The task:
Pick out all lines with the word "icon" from the records that follow.

···

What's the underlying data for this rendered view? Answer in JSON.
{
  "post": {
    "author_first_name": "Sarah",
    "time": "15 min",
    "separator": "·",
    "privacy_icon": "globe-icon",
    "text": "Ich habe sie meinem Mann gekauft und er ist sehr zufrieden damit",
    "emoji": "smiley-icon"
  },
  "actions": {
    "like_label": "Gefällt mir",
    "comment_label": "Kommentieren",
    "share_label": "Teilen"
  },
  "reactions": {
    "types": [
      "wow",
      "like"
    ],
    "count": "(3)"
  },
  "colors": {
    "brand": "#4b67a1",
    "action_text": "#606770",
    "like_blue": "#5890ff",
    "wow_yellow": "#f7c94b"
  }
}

···

The output:
    "privacy_icon": "globe-icon",
    "emoji": "smiley-icon"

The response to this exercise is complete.